__SET PROBLEM__. Go through the listing and copy every line word for word.

[Excerpt from a dataset]
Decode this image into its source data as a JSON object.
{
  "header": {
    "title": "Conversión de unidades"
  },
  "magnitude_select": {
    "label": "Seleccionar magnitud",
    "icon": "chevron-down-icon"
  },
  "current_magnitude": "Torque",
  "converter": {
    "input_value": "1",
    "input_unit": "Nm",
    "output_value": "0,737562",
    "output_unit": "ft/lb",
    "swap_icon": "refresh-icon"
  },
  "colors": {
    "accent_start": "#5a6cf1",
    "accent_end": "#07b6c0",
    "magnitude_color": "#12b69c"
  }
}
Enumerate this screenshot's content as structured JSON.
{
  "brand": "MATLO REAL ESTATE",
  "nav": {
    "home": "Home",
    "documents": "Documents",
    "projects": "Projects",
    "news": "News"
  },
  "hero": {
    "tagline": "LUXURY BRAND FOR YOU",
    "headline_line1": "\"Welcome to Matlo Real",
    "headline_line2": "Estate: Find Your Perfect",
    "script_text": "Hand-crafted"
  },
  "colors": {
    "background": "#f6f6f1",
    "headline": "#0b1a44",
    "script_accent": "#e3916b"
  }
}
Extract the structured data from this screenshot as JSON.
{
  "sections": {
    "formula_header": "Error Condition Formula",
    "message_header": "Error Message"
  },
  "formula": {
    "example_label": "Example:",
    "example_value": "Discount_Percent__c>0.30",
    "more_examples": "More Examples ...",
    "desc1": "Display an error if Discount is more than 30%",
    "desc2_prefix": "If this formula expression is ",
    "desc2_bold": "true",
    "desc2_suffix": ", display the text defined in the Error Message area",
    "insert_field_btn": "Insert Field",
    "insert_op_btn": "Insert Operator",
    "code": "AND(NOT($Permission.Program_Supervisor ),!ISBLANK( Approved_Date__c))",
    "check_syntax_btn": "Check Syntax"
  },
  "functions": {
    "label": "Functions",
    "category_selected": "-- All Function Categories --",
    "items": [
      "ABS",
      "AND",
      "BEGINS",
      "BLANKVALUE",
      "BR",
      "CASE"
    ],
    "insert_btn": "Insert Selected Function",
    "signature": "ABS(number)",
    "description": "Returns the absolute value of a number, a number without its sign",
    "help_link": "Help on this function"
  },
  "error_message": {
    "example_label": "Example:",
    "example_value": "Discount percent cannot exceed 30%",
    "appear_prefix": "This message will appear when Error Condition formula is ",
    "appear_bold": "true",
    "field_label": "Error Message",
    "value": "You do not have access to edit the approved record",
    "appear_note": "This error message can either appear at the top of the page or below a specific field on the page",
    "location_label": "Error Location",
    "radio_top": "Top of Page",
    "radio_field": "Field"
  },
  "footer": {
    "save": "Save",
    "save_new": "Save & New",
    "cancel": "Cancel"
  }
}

__EXERCISE OUTPUT__.
Decode this image into its source data as a JSON object.
{
  "header": {
    "title": "Conversión de unidades"
  },
  "magnitude_select": {
    "label": "Seleccionar magnitud",
    "icon": "chevron-down-icon"
  },
  "current_magnitude": "Torque",
  "converter": {
    "input_value": "1",
    "input_unit": "Nm",
    "output_value": "0,737562",
    "output_unit": "ft/lb",
    "swap_icon": "refresh-icon"
  },
  "colors": {
    "accent_start": "#5a6cf1",
    "accent_end": "#07b6c0",
    "magnitude_color": "#12b69c"
  }
}
Enumerate this screenshot's content as structured JSON.
{
  "brand": "MATLO REAL ESTATE",
  "nav": {
    "home": "Home",
    "documents": "Documents",
    "projects": "Projects",
    "news": "News"
  },
  "hero": {
    "tagline": "LUXURY BRAND FOR YOU",
    "headline_line1": "\"Welcome to Matlo Real",
    "headline_line2": "Estate: Find Your Perfect",
    "script_text": "Hand-crafted"
  },
  "colors": {
    "background": "#f6f6f1",
    "headline": "#0b1a44",
    "script_accent": "#e3916b"
  }
}
Extract the structured data from this screenshot as JSON.
{
  "sections": {
    "formula_header": "Error Condition Formula",
    "message_header": "Error Message"
  },
  "formula": {
    "example_label": "Example:",
    "example_value": "Discount_Percent__c>0.30",
    "more_examples": "More Examples ...",
    "desc1": "Display an error if Discount is more than 30%",
    "desc2_prefix": "If this formula expression is ",
    "desc2_bold": "true",
    "desc2_suffix": ", display the text defined in the Error Message area",
    "insert_field_btn": "Insert Field",
    "insert_op_btn": "Insert Operator",
    "code": "AND(NOT($Permission.Program_Supervisor ),!ISBLANK( Approved_Date__c))",
    "check_syntax_btn": "Check Syntax"
  },
  "functions": {
    "label": "Functions",
    "category_selected": "-- All Function Categories --",
    "items": [
      "ABS",
      "AND",
      "BEGINS",
      "BLANKVALUE",
      "BR",
      "CASE"
    ],
    "insert_btn": "Insert Selected Function",
    "signature": "ABS(number)",
    "description": "Returns the absolute value of a number, a number without its sign",
    "help_link": "Help on this function"
  },
  "error_message": {
    "example_label": "Example:",
    "example_value": "Discount percent cannot exceed 30%",
    "appear_prefix": "This message will appear when Error Condition formula is ",
    "appear_bold": "true",
    "field_label": "Error Message",
    "value": "You do not have access to edit the approved record",
    "appear_note": "This error message can either appear at the top of the page or below a specific field on the page",
    "location_label": "Error Location",
    "radio_top": "Top of Page",
    "radio_field": "Field"
  },
  "footer": {
    "save": "Save",
    "save_new": "Save & New",
    "cancel": "Cancel"
  }
}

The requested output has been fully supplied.